## WHAT IS REQUIRED
Reproduce all of the records exactly.

## Dataset excerpt
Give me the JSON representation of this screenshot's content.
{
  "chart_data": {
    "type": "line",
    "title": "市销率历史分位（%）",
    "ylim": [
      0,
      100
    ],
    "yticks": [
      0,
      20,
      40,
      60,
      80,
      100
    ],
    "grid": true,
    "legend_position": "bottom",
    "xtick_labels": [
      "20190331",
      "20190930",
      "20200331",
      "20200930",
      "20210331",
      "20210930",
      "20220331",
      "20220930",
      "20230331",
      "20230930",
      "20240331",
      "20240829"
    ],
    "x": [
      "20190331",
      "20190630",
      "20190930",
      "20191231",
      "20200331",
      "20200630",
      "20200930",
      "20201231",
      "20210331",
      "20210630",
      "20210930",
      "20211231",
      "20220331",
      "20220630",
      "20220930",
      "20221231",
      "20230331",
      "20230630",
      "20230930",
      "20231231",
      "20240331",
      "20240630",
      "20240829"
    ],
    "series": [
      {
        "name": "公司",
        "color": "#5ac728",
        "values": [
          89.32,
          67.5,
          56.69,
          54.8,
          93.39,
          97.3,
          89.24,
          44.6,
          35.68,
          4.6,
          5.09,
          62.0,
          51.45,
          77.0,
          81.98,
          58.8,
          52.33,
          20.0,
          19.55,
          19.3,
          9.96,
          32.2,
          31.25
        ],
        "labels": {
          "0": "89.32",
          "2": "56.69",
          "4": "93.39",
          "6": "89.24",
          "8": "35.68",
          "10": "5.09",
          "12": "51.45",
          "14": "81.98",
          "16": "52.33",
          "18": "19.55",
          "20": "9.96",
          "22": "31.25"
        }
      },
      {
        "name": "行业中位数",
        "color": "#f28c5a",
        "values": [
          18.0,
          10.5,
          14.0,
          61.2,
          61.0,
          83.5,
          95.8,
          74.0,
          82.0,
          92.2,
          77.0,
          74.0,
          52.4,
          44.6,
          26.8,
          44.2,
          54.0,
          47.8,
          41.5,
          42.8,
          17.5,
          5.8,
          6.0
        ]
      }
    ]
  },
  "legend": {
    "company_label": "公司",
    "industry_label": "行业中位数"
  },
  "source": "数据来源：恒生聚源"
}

## TASK OUTPUT
Give me the JSON representation of this screenshot's content.
{
  "chart_data": {
    "type": "line",
    "title": "市销率历史分位（%）",
    "ylim": [
      0,
      100
    ],
    "yticks": [
      0,
      20,
      40,
      60,
      80,
      100
    ],
    "grid": true,
    "legend_position": "bottom",
    "xtick_labels": [
      "20190331",
      "20190930",
      "20200331",
      "20200930",
      "20210331",
      "20210930",
      "20220331",
      "20220930",
      "20230331",
      "20230930",
      "20240331",
      "20240829"
    ],
    "x": [
      "20190331",
      "20190630",
      "20190930",
      "20191231",
      "20200331",
      "20200630",
      "20200930",
      "20201231",
      "20210331",
      "20210630",
      "20210930",
      "20211231",
      "20220331",
      "20220630",
      "20220930",
      "20221231",
      "20230331",
      "20230630",
      "20230930",
      "20231231",
      "20240331",
      "20240630",
      "20240829"
    ],
    "series": [
      {
        "name": "公司",
        "color": "#5ac728",
        "values": [
          89.32,
          67.5,
          56.69,
          54.8,
          93.39,
          97.3,
          89.24,
          44.6,
          35.68,
          4.6,
          5.09,
          62.0,
          51.45,
          77.0,
          81.98,
          58.8,
          52.33,
          20.0,
          19.55,
          19.3,
          9.96,
          32.2,
          31.25
        ],
        "labels": {
          "0": "89.32",
          "2": "56.69",
          "4": "93.39",
          "6": "89.24",
          "8": "35.68",
          "10": "5.09",
          "12": "51.45",
          "14": "81.98",
          "16": "52.33",
          "18": "19.55",
          "20": "9.96",
          "22": "31.25"
        }
      },
      {
        "name": "行业中位数",
        "color": "#f28c5a",
        "values": [
          18.0,
          10.5,
          14.0,
          61.2,
          61.0,
          83.5,
          95.8,
          74.0,
          82.0,
          92.2,
          77.0,
          74.0,
          52.4,
          44.6,
          26.8,
          44.2,
          54.0,
          47.8,
          41.5,
          42.8,
          17.5,
          5.8,
          6.0
        ]
      }
    ]
  },
  "legend": {
    "company_label": "公司",
    "industry_label": "行业中位数"
  },
  "source": "数据来源：恒生聚源"
}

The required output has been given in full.